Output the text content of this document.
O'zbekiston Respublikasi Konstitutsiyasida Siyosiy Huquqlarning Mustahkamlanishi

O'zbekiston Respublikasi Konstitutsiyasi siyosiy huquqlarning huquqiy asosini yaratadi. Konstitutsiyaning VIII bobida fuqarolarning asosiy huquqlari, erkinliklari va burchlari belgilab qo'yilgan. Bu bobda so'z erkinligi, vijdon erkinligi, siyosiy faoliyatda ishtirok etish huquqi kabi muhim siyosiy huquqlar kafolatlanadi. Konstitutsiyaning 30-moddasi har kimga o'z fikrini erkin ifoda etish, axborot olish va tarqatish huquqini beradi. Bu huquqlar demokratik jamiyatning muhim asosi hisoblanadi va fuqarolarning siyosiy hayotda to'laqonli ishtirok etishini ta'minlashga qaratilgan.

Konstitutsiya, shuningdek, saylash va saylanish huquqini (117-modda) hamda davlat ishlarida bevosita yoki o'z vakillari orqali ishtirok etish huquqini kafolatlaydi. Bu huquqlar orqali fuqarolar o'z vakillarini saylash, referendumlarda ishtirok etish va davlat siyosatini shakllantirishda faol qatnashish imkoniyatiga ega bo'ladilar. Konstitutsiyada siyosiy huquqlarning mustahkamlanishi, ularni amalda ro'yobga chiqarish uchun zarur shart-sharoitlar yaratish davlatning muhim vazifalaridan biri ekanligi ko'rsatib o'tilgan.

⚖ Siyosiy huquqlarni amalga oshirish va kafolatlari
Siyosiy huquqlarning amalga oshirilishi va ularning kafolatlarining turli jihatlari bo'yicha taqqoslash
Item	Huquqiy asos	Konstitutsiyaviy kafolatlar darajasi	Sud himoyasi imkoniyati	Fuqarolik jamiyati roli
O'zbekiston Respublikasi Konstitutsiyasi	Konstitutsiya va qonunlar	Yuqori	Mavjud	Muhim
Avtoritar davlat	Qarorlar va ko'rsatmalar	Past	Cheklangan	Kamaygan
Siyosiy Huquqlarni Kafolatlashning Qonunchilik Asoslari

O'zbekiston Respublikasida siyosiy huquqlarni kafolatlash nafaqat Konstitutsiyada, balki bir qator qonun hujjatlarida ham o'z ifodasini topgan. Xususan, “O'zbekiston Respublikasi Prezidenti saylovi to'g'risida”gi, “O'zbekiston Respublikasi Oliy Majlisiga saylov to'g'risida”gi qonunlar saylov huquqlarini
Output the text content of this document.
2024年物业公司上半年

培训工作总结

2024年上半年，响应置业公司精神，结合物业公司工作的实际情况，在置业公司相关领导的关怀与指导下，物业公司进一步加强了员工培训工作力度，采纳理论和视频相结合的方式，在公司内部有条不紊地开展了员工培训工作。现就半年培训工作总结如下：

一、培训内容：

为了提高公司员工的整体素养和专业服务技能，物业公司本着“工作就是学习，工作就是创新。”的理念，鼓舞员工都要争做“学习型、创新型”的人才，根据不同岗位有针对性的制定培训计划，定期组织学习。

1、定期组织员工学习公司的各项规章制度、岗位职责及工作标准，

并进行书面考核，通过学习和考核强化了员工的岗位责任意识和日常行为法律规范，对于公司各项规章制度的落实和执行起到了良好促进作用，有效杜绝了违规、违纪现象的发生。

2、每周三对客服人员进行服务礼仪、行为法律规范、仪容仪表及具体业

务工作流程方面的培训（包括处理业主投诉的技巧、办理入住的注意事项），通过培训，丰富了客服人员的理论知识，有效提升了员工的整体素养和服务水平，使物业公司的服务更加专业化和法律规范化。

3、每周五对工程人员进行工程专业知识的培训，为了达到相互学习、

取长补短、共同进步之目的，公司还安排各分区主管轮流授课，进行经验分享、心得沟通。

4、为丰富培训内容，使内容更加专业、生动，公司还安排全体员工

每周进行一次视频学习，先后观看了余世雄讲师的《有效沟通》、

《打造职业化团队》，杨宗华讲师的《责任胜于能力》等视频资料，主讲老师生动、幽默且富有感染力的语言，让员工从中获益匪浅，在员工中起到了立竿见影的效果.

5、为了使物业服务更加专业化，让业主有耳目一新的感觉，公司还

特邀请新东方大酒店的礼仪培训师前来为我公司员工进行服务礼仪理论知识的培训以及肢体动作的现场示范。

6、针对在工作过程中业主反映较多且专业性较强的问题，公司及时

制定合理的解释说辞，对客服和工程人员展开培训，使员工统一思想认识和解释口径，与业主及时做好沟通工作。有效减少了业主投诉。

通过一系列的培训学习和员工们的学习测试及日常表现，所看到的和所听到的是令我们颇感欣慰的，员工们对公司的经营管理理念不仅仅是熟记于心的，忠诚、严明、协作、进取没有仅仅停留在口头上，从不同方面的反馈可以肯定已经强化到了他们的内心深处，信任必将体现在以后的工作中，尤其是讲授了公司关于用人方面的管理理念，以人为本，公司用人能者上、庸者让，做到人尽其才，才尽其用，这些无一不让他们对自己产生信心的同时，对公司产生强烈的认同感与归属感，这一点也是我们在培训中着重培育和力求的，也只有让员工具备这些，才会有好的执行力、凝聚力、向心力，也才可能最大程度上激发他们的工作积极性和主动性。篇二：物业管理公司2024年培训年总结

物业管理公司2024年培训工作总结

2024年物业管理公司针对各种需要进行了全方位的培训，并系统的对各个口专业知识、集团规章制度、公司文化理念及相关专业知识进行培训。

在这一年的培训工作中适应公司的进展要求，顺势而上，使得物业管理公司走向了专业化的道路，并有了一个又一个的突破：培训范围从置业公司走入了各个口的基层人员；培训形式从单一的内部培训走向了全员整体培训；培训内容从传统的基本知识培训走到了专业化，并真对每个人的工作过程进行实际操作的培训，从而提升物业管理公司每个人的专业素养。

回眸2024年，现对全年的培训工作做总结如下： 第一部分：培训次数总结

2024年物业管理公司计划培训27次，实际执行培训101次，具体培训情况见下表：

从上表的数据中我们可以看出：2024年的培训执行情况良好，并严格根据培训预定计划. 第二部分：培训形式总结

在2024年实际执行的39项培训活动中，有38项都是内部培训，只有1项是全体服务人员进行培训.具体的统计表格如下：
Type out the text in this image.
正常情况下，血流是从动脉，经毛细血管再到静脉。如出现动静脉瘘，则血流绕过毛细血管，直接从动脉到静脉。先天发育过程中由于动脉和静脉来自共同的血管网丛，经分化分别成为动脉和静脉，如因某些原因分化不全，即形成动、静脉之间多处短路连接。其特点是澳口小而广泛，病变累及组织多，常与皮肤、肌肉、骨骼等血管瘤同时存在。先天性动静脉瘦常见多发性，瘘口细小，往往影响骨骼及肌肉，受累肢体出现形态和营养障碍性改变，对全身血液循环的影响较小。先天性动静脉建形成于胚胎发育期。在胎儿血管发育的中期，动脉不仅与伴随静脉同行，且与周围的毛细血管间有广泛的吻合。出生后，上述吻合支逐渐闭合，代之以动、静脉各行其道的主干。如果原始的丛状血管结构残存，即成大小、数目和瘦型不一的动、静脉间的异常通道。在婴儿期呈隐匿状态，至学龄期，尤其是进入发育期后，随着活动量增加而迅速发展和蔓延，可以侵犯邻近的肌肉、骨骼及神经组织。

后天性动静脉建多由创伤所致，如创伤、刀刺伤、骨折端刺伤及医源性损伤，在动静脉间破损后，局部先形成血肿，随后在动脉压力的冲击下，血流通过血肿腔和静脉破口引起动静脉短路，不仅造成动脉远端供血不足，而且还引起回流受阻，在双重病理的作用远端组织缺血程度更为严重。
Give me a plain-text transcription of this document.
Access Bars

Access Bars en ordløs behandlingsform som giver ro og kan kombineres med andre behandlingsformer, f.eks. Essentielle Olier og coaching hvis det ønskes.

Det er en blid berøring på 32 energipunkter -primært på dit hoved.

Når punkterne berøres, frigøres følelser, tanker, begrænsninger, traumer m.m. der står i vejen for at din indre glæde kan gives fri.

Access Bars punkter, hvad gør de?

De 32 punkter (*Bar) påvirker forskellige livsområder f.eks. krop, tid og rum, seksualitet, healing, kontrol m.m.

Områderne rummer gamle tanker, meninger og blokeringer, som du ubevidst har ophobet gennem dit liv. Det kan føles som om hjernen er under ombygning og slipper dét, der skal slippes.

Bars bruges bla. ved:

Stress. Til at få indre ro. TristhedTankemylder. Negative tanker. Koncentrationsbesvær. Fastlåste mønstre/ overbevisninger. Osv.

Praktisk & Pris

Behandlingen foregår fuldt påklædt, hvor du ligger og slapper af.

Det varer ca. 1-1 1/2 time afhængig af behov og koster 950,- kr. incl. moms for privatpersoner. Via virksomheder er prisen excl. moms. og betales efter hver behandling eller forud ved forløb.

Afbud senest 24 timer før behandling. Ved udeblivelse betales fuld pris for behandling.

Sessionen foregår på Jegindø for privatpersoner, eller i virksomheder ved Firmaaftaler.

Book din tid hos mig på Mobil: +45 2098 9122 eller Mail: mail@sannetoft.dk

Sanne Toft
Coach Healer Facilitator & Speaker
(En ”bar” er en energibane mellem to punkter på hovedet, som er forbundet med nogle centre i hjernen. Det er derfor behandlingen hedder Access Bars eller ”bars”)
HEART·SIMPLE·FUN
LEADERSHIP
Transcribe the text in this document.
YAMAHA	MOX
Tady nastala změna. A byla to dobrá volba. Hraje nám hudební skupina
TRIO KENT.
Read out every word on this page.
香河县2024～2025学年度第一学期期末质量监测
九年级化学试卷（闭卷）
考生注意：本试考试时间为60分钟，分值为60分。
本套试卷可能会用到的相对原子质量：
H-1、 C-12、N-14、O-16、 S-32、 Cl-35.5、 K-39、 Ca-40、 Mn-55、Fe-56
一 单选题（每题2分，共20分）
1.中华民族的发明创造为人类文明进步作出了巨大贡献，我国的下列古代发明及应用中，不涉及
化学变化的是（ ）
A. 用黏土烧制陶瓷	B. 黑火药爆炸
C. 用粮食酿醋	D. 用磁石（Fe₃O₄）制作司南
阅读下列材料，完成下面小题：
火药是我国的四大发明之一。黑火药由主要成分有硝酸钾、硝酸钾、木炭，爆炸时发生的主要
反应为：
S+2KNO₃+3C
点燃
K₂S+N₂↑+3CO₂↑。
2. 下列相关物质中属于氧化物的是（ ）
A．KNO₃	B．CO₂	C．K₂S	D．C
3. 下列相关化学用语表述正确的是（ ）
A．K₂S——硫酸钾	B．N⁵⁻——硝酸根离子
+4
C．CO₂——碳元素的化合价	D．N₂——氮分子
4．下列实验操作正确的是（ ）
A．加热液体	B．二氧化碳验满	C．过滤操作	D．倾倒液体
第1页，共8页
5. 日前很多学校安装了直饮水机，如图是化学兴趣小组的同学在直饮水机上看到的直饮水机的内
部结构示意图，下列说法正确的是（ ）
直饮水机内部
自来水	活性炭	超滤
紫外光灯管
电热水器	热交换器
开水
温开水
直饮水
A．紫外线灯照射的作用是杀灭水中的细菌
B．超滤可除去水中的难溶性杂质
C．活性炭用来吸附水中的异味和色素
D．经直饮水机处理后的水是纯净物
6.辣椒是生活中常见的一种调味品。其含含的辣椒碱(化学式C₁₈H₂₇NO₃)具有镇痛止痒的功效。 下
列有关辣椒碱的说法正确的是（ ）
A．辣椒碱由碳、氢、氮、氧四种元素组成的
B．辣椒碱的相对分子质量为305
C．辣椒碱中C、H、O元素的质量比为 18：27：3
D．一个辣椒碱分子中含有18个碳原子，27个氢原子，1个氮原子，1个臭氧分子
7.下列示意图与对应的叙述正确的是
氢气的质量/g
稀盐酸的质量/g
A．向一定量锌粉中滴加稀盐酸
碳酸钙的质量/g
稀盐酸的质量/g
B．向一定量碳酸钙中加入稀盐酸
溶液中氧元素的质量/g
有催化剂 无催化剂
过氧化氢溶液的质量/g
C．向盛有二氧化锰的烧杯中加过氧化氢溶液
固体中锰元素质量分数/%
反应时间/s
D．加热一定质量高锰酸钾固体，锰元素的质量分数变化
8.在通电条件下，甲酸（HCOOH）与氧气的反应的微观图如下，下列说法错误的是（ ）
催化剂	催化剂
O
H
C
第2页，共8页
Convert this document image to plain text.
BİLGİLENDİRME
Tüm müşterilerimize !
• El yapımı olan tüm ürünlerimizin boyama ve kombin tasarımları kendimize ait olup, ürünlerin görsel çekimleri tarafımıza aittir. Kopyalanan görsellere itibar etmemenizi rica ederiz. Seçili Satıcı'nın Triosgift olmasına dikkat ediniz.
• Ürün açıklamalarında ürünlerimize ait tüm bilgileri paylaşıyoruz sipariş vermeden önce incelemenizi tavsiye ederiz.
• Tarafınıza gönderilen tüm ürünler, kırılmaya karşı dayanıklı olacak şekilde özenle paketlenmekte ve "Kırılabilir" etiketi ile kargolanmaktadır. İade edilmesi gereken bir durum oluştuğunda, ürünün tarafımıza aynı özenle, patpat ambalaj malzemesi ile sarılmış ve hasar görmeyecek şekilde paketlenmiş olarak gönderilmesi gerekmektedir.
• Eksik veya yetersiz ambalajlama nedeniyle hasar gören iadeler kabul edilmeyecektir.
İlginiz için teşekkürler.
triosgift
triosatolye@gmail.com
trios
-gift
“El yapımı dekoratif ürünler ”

○ ○ ○ ○

• Problem details
In the entries above, find every line holding the word "indre" and copy it out.

• Output below
Når punkterne berøres, frigøres følelser, tanker, begrænsninger, traumer m.m. der står i vejen for at din indre glæde kan gives fri.
Stress. Til at få indre ro. TristhedTankemylder. Negative tanker. Koncentrationsbesvær. Fastlåste mønstre/ overbevisninger. Osv.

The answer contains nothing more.